#### [Task brief]
Retype each entry below exactly as it stands.

Dataset records
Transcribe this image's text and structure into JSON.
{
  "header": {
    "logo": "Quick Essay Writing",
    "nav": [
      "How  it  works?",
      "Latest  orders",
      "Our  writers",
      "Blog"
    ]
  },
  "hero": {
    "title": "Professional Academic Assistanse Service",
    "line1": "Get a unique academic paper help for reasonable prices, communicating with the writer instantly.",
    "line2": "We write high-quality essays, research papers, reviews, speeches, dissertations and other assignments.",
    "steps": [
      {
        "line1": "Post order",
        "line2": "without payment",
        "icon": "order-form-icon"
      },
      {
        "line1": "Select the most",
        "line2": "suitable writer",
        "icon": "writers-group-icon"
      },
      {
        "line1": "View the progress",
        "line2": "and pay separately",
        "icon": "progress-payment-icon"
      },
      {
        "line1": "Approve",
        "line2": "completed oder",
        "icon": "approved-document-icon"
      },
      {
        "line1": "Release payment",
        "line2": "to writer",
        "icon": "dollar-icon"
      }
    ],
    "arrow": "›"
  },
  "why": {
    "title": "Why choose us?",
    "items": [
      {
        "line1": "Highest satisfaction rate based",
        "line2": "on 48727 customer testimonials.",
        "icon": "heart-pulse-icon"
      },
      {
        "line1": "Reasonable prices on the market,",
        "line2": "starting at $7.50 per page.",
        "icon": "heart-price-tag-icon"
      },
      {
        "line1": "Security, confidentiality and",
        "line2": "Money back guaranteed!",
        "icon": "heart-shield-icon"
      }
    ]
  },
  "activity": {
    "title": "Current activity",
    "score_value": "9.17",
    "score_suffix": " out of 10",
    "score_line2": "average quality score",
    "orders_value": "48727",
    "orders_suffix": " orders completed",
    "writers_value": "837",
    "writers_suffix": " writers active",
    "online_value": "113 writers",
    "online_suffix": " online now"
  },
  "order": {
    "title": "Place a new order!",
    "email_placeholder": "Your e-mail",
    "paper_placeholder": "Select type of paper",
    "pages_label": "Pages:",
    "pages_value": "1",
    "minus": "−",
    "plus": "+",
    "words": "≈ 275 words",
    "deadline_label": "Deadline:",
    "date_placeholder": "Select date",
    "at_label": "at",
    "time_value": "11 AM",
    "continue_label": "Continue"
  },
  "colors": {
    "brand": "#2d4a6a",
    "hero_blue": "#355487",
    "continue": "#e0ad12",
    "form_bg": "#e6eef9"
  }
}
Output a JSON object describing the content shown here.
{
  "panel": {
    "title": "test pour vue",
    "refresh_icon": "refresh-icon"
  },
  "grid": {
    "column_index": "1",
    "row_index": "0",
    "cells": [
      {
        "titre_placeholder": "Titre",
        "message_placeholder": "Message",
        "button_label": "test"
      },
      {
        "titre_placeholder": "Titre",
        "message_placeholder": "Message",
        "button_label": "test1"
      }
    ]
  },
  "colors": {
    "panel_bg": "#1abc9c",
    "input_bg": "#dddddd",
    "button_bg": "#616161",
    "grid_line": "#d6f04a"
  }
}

#### [Correct answer]
Transcribe this image's text and structure into JSON.
{
  "header": {
    "logo": "Quick Essay Writing",
    "nav": [
      "How  it  works?",
      "Latest  orders",
      "Our  writers",
      "Blog"
    ]
  },
  "hero": {
    "title": "Professional Academic Assistanse Service",
    "line1": "Get a unique academic paper help for reasonable prices, communicating with the writer instantly.",
    "line2": "We write high-quality essays, research papers, reviews, speeches, dissertations and other assignments.",
    "steps": [
      {
        "line1": "Post order",
        "line2": "without payment",
        "icon": "order-form-icon"
      },
      {
        "line1": "Select the most",
        "line2": "suitable writer",
        "icon": "writers-group-icon"
      },
      {
        "line1": "View the progress",
        "line2": "and pay separately",
        "icon": "progress-payment-icon"
      },
      {
        "line1": "Approve",
        "line2": "completed oder",
        "icon": "approved-document-icon"
      },
      {
        "line1": "Release payment",
        "line2": "to writer",
        "icon": "dollar-icon"
      }
    ],
    "arrow": "›"
  },
  "why": {
    "title": "Why choose us?",
    "items": [
      {
        "line1": "Highest satisfaction rate based",
        "line2": "on 48727 customer testimonials.",
        "icon": "heart-pulse-icon"
      },
      {
        "line1": "Reasonable prices on the market,",
        "line2": "starting at $7.50 per page.",
        "icon": "heart-price-tag-icon"
      },
      {
        "line1": "Security, confidentiality and",
        "line2": "Money back guaranteed!",
        "icon": "heart-shield-icon"
      }
    ]
  },
  "activity": {
    "title": "Current activity",
    "score_value": "9.17",
    "score_suffix": " out of 10",
    "score_line2": "average quality score",
    "orders_value": "48727",
    "orders_suffix": " orders completed",
    "writers_value": "837",
    "writers_suffix": " writers active",
    "online_value": "113 writers",
    "online_suffix": " online now"
  },
  "order": {
    "title": "Place a new order!",
    "email_placeholder": "Your e-mail",
    "paper_placeholder": "Select type of paper",
    "pages_label": "Pages:",
    "pages_value": "1",
    "minus": "−",
    "plus": "+",
    "words": "≈ 275 words",
    "deadline_label": "Deadline:",
    "date_placeholder": "Select date",
    "at_label": "at",
    "time_value": "11 AM",
    "continue_label": "Continue"
  },
  "colors": {
    "brand": "#2d4a6a",
    "hero_blue": "#355487",
    "continue": "#e0ad12",
    "form_bg": "#e6eef9"
  }
}
Output a JSON object describing the content shown here.
{
  "panel": {
    "title": "test pour vue",
    "refresh_icon": "refresh-icon"
  },
  "grid": {
    "column_index": "1",
    "row_index": "0",
    "cells": [
      {
        "titre_placeholder": "Titre",
        "message_placeholder": "Message",
        "button_label": "test"
      },
      {
        "titre_placeholder": "Titre",
        "message_placeholder": "Message",
        "button_label": "test1"
      }
    ]
  },
  "colors": {
    "panel_bg": "#1abc9c",
    "input_bg": "#dddddd",
    "button_bg": "#616161",
    "grid_line": "#d6f04a"
  }
}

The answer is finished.